(Input records)
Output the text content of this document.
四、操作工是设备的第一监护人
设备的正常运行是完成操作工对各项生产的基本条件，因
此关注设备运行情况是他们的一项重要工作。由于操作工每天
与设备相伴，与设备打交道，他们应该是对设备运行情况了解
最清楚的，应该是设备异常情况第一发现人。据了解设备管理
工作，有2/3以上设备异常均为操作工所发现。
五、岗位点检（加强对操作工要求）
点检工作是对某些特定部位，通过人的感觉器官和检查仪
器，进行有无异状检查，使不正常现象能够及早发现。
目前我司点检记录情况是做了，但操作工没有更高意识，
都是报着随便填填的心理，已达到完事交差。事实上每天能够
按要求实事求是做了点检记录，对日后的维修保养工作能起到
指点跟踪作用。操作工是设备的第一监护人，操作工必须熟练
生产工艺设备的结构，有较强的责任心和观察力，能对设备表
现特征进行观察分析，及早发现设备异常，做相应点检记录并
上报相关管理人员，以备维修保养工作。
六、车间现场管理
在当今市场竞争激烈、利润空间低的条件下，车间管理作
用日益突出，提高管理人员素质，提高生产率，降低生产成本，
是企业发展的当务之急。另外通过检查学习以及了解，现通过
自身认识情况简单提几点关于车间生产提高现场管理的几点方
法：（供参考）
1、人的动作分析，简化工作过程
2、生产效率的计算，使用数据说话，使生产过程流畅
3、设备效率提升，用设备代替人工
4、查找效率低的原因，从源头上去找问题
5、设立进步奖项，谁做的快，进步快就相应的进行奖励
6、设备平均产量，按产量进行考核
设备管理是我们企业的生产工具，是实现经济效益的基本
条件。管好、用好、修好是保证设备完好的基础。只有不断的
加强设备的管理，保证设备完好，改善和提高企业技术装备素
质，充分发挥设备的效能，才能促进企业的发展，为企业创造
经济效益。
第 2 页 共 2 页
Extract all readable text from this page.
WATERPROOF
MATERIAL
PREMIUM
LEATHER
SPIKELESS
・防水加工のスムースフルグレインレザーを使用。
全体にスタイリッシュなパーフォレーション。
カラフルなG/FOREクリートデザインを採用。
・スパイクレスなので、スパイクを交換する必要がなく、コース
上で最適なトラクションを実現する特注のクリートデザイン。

(Task details)
Output the line holding "Extract all readable text from this page.", then every later line through the end of the records above, exactly as given and nothing else.

(Worked answer)
Extract all readable text from this page.
WATERPROOF
MATERIAL
PREMIUM
LEATHER
SPIKELESS
・防水加工のスムースフルグレインレザーを使用。
全体にスタイリッシュなパーフォレーション。
カラフルなG/FOREクリートデザインを採用。
・スパイクレスなので、スパイクを交換する必要がなく、コース
上で最適なトラクションを実現する特注のクリートデザイン。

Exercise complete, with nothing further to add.